WHAT TO DO: Which lines of the data include the string "their"? List them all.

──────── RECORD EXTRACTS ────────

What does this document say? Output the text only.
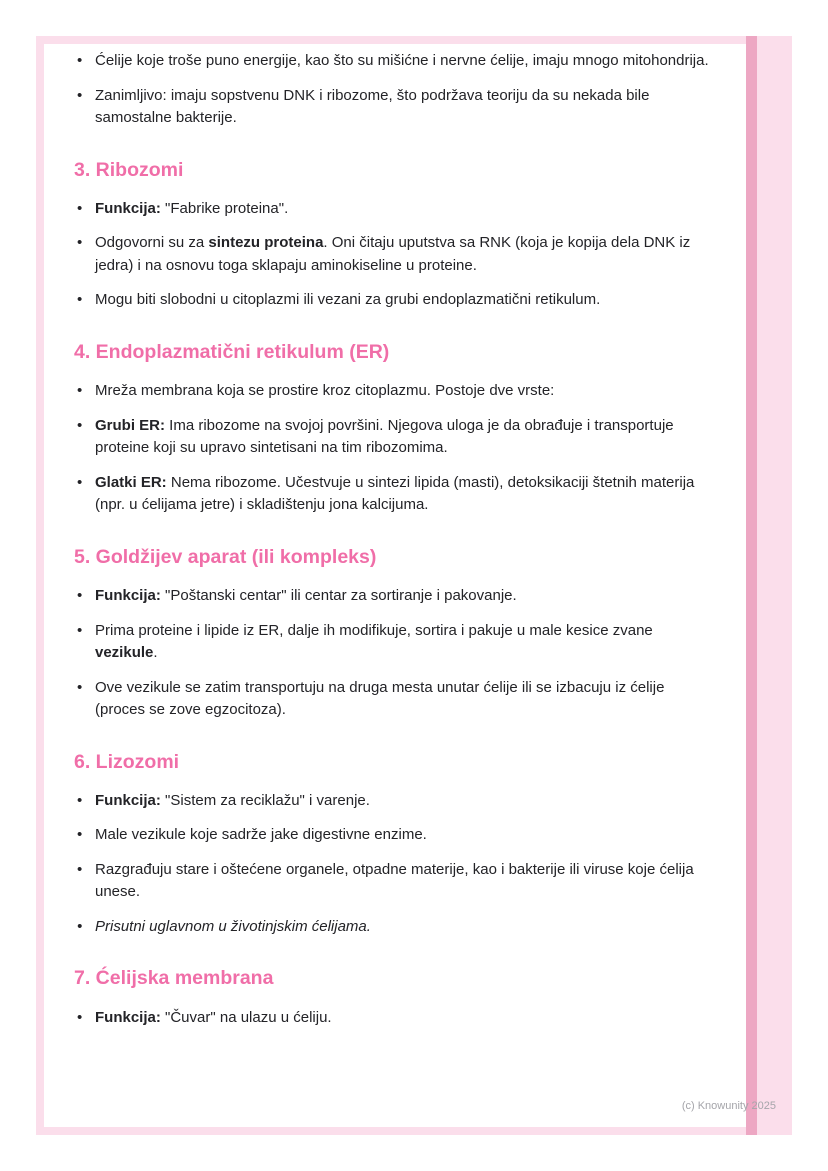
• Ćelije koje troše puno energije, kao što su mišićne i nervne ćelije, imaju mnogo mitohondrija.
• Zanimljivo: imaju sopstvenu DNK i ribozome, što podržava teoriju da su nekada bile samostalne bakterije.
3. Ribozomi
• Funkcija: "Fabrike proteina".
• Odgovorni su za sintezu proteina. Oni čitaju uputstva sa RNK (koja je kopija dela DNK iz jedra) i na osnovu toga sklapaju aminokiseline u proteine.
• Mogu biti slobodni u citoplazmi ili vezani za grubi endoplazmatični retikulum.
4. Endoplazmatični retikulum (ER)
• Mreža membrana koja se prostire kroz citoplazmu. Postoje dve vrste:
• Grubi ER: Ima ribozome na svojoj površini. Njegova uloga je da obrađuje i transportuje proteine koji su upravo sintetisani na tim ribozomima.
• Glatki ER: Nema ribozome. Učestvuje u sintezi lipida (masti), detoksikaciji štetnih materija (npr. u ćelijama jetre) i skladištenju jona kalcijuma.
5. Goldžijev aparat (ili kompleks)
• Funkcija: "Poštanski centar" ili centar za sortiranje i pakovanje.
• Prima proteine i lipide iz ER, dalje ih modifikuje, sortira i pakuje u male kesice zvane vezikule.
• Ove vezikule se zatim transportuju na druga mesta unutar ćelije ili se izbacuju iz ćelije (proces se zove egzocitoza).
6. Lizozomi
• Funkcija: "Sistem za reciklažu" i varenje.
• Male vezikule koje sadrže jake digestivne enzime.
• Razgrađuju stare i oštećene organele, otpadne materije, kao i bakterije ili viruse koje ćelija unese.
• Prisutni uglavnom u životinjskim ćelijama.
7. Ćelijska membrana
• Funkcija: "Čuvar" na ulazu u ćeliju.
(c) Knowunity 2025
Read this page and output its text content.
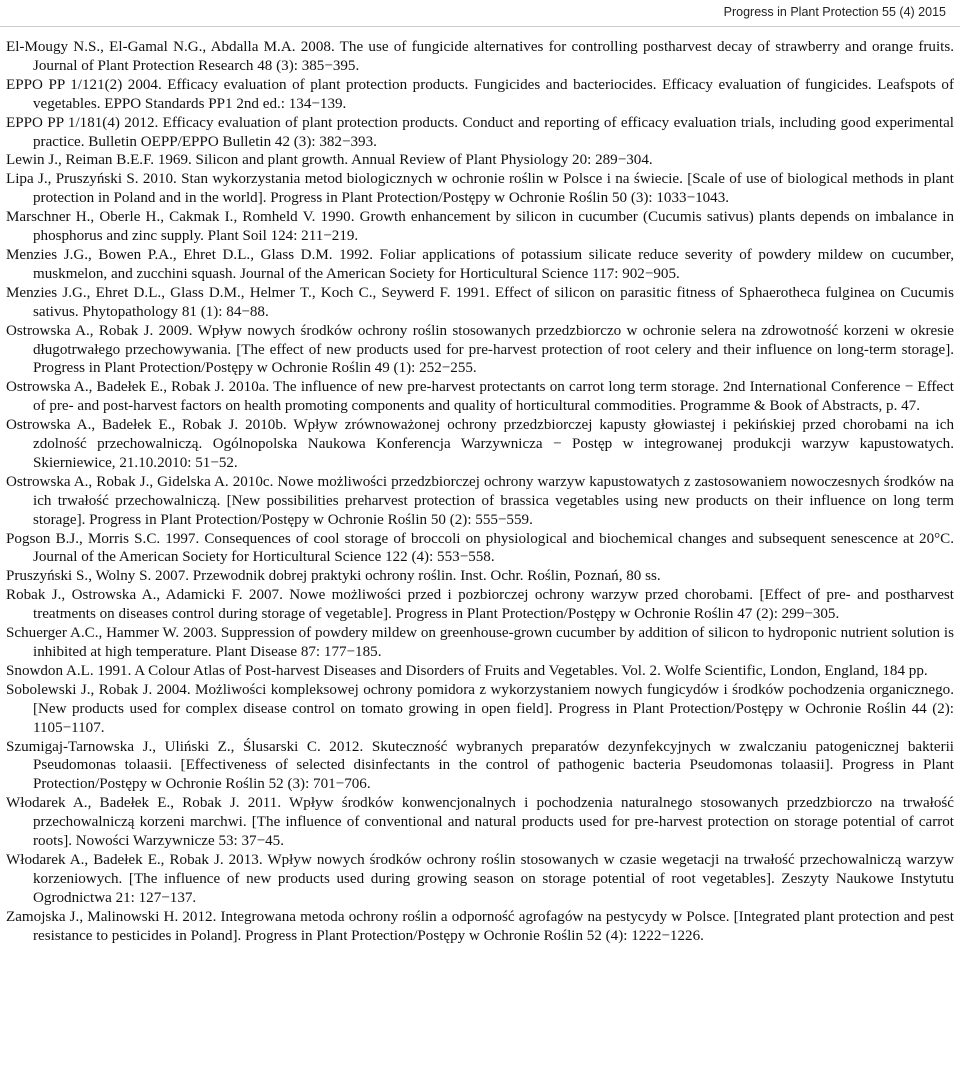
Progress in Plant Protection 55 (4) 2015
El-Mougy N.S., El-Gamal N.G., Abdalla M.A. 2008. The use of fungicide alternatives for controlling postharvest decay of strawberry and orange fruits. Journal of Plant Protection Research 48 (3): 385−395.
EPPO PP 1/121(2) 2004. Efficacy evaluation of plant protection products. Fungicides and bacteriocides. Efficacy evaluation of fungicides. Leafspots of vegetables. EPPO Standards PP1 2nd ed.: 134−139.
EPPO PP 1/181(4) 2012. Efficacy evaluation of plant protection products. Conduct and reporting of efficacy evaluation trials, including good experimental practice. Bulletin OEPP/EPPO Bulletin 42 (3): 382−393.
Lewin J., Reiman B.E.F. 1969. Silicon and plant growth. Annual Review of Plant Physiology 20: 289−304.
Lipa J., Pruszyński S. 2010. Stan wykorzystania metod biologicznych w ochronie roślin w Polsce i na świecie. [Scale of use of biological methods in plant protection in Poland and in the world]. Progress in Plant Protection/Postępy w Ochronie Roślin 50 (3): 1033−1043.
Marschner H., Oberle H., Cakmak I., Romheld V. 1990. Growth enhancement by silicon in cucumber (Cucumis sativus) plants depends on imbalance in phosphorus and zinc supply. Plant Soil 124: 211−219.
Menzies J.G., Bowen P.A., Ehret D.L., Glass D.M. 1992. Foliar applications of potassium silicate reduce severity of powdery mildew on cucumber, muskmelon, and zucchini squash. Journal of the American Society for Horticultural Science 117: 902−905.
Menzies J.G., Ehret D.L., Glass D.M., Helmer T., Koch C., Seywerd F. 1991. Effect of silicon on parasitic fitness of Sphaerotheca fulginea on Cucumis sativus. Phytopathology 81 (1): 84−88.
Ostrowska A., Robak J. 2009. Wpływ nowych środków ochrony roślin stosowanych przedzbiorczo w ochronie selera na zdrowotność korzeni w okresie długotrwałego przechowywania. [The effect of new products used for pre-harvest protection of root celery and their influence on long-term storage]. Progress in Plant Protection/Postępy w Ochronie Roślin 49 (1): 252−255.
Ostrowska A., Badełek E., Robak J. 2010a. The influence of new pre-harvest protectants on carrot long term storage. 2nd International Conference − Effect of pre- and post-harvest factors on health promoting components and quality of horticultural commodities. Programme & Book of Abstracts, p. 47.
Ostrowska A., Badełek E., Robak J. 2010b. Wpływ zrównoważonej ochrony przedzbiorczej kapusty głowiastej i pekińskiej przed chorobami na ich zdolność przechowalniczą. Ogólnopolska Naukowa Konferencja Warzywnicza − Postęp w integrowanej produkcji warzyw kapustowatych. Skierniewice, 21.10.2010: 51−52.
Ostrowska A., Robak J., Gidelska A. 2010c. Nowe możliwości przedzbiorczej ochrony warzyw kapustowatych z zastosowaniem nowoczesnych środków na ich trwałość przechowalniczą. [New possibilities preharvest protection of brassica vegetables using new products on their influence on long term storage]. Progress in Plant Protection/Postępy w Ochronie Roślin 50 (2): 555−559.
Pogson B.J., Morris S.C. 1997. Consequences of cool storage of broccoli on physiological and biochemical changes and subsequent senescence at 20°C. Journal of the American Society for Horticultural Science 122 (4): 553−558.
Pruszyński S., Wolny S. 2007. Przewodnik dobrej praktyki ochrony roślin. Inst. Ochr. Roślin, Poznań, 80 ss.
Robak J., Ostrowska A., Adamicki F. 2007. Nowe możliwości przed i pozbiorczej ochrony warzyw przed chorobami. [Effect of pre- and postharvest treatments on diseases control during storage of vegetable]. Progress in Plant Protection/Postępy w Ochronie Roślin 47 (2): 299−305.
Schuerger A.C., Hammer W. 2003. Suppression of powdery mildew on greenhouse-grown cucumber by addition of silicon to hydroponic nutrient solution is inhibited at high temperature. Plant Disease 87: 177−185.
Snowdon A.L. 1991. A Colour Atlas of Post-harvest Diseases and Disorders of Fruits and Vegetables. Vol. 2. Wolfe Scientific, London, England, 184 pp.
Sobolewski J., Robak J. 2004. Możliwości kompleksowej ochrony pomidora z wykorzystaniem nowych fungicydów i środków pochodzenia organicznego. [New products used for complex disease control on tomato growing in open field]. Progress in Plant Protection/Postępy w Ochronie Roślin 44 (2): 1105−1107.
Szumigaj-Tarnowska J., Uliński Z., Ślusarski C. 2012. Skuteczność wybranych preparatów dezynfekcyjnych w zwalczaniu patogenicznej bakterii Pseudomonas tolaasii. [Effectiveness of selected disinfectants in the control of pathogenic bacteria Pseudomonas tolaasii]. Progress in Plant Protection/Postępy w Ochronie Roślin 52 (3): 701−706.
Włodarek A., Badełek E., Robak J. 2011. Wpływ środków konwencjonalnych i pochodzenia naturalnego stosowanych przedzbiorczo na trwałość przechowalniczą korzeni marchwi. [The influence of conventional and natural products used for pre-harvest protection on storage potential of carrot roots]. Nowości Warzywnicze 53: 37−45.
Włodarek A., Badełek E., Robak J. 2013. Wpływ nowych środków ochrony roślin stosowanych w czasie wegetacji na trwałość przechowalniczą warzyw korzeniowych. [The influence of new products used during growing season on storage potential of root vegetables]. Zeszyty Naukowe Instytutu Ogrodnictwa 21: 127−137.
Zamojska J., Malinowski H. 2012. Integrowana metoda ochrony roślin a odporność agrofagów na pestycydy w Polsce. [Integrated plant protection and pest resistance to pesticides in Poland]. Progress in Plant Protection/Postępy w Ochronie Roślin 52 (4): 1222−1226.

────────
──────── RECORD EXTRACTS ────────

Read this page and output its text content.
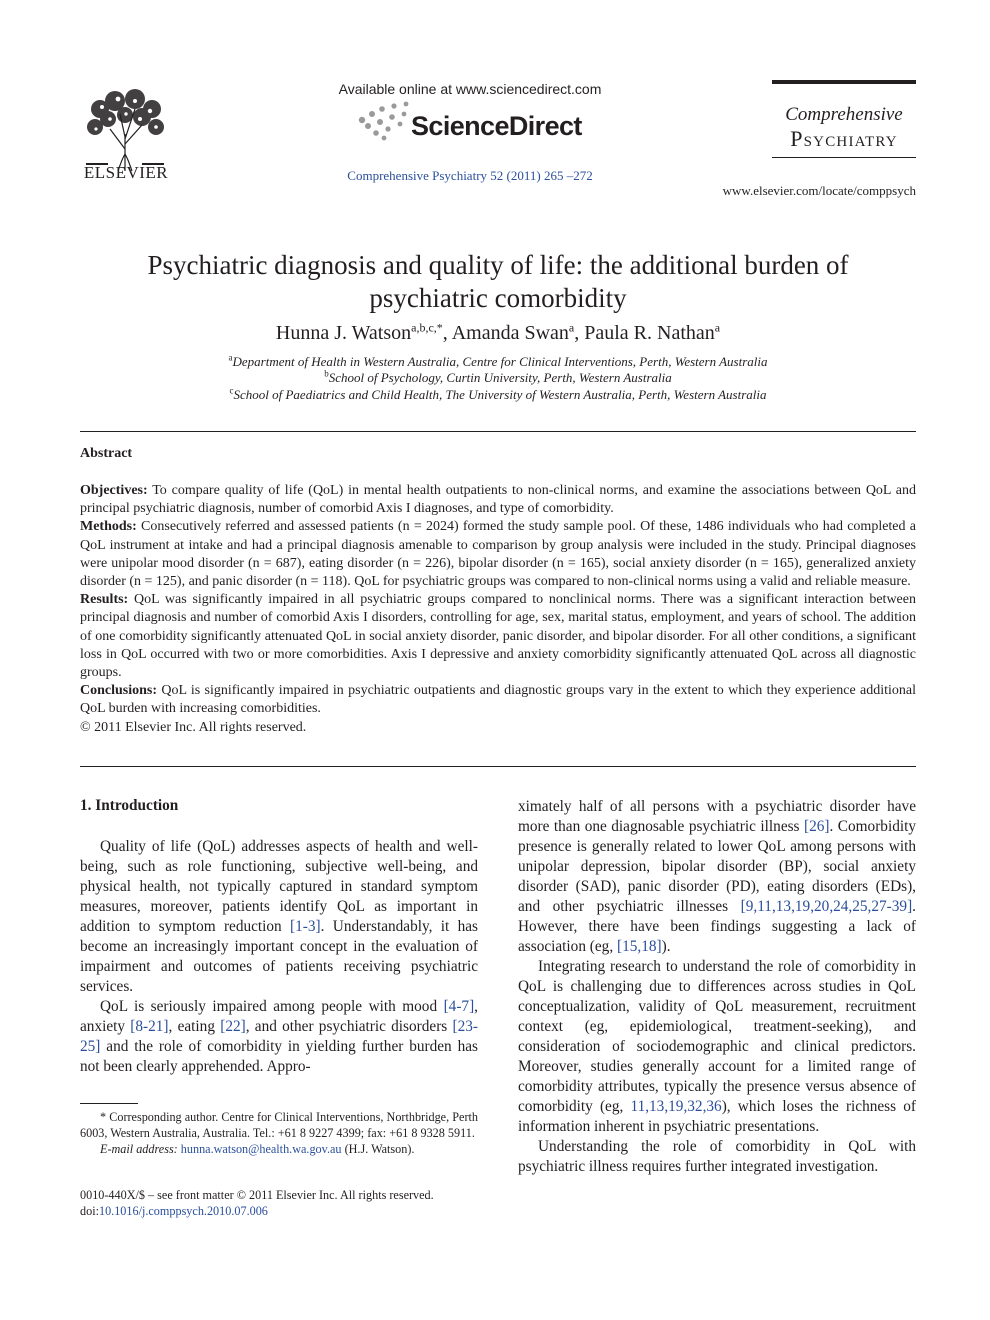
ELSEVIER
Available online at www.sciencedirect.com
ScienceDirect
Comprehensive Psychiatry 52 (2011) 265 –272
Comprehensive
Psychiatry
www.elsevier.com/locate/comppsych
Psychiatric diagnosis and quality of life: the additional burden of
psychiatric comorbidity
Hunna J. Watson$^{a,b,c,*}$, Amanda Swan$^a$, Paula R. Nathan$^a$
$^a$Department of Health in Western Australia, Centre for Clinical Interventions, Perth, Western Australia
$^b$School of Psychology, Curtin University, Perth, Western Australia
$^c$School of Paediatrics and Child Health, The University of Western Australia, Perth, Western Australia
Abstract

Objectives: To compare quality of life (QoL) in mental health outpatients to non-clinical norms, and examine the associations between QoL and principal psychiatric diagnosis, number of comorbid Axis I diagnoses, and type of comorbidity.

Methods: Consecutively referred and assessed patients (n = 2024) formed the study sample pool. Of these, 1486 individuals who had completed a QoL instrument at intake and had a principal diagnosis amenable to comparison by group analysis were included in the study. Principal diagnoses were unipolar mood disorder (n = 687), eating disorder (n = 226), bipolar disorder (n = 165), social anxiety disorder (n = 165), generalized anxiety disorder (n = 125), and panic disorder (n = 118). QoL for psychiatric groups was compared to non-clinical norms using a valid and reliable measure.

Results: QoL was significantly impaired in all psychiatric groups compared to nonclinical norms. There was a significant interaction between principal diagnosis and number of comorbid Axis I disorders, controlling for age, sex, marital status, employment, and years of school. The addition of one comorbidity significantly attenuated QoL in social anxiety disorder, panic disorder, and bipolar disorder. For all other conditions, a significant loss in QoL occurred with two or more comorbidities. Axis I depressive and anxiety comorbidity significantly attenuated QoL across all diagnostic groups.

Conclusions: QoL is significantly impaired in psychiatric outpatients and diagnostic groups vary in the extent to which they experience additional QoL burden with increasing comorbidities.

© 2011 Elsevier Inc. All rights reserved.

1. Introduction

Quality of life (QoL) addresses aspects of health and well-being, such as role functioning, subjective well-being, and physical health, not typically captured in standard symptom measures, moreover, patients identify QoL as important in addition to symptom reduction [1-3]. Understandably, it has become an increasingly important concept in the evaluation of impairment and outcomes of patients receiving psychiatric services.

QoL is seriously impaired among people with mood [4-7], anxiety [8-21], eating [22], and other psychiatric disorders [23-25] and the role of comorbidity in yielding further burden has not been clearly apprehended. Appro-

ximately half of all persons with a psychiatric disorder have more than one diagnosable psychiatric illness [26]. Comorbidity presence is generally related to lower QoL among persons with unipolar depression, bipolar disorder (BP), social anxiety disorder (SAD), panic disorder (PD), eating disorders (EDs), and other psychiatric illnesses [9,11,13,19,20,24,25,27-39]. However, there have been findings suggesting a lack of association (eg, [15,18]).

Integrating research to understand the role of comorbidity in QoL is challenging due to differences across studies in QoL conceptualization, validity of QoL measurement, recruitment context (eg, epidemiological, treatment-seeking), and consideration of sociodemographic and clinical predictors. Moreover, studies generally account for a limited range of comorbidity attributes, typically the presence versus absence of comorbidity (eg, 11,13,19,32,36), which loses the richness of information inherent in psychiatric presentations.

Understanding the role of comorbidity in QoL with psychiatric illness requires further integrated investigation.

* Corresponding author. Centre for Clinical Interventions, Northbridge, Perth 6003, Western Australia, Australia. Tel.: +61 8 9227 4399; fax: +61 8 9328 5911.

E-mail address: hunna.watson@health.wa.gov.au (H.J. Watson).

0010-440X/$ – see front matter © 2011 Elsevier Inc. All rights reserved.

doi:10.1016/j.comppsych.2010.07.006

────────
──────── RECORD EXTRACTS ────────

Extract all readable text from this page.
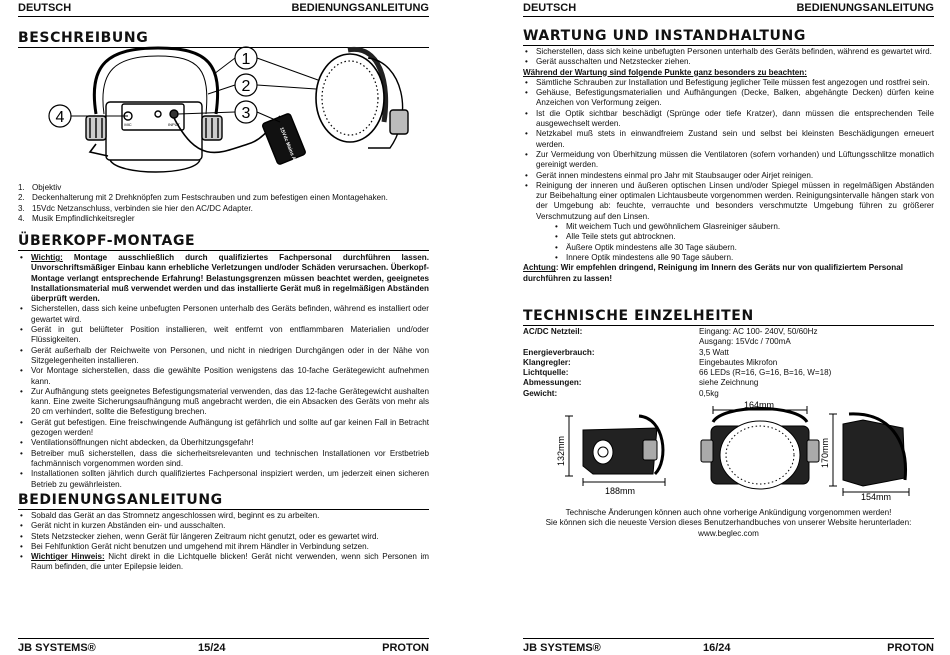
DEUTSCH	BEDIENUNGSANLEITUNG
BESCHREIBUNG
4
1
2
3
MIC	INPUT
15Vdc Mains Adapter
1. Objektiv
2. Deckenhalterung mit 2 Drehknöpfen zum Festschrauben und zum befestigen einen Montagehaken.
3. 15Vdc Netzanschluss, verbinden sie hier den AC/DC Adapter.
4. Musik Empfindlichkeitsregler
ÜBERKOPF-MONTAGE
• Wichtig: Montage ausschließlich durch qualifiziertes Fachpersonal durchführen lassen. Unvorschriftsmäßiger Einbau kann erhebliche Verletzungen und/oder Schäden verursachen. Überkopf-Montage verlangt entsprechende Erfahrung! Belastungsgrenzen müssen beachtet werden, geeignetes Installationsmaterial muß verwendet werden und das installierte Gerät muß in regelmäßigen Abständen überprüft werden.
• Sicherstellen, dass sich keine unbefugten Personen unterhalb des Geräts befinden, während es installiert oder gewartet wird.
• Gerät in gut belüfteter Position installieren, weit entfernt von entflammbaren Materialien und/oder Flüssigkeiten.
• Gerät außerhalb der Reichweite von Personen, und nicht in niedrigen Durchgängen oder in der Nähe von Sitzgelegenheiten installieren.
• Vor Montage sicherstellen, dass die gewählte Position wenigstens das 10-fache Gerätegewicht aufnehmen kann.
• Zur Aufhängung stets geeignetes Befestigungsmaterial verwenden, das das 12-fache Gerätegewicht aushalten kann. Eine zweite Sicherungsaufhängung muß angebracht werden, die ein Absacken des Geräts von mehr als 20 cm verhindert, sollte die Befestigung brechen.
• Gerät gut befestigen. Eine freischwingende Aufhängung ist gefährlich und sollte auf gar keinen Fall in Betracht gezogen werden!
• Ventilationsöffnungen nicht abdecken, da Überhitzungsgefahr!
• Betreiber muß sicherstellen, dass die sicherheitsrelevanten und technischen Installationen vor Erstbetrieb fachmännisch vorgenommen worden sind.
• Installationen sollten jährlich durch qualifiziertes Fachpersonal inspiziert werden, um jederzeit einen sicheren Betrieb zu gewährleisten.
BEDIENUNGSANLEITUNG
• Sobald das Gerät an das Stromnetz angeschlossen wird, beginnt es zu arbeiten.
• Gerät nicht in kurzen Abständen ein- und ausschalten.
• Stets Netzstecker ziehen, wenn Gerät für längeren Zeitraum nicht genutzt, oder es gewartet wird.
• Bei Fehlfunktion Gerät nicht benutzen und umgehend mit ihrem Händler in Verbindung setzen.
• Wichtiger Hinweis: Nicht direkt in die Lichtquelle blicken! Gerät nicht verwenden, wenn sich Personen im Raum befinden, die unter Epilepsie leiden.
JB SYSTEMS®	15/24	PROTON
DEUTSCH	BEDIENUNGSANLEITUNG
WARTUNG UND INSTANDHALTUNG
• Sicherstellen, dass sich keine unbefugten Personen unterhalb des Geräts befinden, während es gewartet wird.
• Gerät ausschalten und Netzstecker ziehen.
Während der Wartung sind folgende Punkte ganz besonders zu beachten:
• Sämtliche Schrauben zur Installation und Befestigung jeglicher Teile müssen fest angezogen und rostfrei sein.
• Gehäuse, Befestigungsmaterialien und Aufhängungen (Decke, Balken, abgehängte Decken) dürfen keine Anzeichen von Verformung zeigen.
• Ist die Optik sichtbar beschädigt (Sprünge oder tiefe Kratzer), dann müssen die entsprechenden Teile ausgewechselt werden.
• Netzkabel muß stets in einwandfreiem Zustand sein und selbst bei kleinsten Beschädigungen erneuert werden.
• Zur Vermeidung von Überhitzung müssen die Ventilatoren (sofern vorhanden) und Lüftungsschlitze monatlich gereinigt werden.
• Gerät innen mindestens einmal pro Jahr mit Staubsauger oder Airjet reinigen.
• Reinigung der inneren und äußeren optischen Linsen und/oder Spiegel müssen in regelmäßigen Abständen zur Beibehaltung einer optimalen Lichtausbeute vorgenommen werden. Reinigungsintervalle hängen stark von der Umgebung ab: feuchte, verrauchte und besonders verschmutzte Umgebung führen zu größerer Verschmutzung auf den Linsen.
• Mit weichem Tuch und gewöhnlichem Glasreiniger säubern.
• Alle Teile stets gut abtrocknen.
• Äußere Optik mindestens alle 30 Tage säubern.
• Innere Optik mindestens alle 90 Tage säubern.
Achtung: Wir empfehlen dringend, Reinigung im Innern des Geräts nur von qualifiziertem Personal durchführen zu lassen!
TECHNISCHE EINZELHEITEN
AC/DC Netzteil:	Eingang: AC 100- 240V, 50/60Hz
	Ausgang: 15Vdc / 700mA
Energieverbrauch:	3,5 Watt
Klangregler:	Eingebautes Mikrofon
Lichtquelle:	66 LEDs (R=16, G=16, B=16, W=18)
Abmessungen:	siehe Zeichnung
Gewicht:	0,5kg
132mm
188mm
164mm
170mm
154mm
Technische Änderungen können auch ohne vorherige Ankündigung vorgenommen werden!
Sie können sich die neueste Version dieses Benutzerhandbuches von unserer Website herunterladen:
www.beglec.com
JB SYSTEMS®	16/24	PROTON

────────

REPLY:
Ostrowska A., Robak J. 2009. Wpływ nowych środków ochrony roślin stosowanych przedzbiorczo w ochronie selera na zdrowotność korzeni w okresie długotrwałego przechowywania. [The effect of new products used for pre-harvest protection of root celery and their influence on long-term storage]. Progress in Plant Protection/Postępy w Ochronie Roślin 49 (1): 252−255.
Ostrowska A., Robak J., Gidelska A. 2010c. Nowe możliwości przedzbiorczej ochrony warzyw kapustowatych z zastosowaniem nowoczesnych środków na ich trwałość przechowalniczą. [New possibilities preharvest protection of brassica vegetables using new products on their influence on long term storage]. Progress in Plant Protection/Postępy w Ochronie Roślin 50 (2): 555−559.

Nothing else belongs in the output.